**Work to do**:
Search the listing below for the word "Endformat" and copy each line that holds it.

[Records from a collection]

****************************************

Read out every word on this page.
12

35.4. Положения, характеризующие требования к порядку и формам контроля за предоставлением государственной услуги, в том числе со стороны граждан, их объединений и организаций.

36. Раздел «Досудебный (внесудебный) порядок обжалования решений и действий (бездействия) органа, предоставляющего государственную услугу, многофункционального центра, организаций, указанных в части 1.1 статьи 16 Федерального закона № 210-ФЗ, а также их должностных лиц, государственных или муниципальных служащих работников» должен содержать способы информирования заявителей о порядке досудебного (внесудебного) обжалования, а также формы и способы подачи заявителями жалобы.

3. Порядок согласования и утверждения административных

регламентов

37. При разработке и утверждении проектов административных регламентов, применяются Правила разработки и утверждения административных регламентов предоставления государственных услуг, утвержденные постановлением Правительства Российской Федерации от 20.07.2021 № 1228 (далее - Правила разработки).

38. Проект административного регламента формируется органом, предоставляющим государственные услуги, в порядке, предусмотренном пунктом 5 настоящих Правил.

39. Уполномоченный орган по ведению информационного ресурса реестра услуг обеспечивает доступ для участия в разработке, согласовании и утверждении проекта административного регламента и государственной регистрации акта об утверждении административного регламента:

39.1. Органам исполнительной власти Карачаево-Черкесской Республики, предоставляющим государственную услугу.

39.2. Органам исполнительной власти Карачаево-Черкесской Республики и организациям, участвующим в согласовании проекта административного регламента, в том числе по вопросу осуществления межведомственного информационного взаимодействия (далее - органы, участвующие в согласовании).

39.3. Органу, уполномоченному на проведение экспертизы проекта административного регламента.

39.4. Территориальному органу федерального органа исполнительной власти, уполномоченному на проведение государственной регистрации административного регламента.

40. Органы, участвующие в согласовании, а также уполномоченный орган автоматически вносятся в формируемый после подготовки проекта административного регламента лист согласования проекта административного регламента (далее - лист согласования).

****************************************

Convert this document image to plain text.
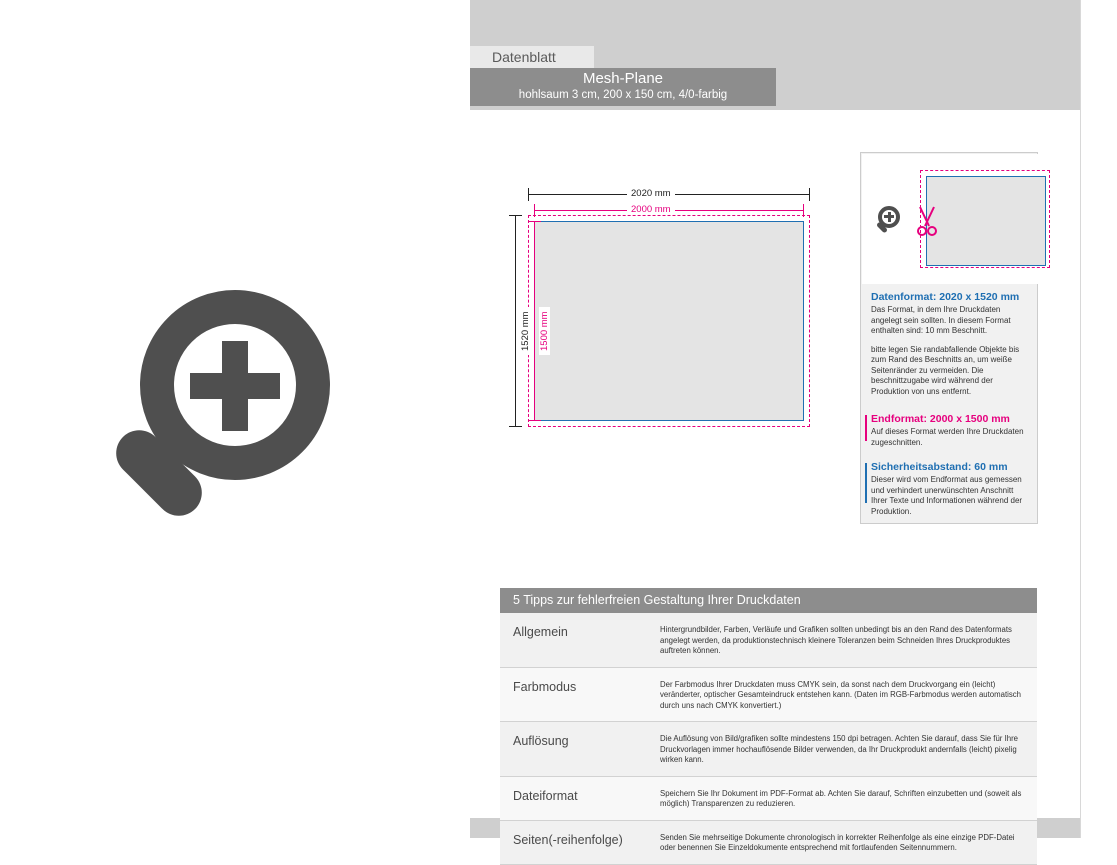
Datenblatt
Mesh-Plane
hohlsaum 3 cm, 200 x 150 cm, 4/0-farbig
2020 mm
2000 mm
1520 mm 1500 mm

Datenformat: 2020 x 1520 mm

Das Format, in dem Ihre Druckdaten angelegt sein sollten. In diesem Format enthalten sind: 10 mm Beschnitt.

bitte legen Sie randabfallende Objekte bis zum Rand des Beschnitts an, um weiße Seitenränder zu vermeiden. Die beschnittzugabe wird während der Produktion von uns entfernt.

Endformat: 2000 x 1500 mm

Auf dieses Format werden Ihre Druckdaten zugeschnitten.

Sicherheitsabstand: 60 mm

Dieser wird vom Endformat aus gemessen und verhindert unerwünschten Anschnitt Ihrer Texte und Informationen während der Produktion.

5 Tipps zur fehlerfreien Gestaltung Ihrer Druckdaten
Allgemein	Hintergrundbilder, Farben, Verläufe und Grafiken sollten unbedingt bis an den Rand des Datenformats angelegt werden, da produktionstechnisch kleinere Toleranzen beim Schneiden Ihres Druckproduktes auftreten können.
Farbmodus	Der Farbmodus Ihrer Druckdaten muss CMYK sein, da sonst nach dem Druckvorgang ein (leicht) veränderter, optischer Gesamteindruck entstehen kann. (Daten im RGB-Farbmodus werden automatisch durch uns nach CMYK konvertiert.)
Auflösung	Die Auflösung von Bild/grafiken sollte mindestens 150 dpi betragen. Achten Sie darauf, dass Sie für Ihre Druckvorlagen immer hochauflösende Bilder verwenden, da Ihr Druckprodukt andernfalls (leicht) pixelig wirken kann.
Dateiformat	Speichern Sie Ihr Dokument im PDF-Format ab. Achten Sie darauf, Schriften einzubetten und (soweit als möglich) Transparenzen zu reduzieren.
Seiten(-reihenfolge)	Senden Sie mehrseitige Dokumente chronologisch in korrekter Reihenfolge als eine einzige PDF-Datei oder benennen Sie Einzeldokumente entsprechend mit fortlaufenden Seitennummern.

****************************************

**Answer to this task**:
Endformat: 2000 x 1500 mm
Dieser wird vom Endformat aus gemessen und verhindert unerwünschten Anschnitt Ihrer Texte und Informationen während der Produktion.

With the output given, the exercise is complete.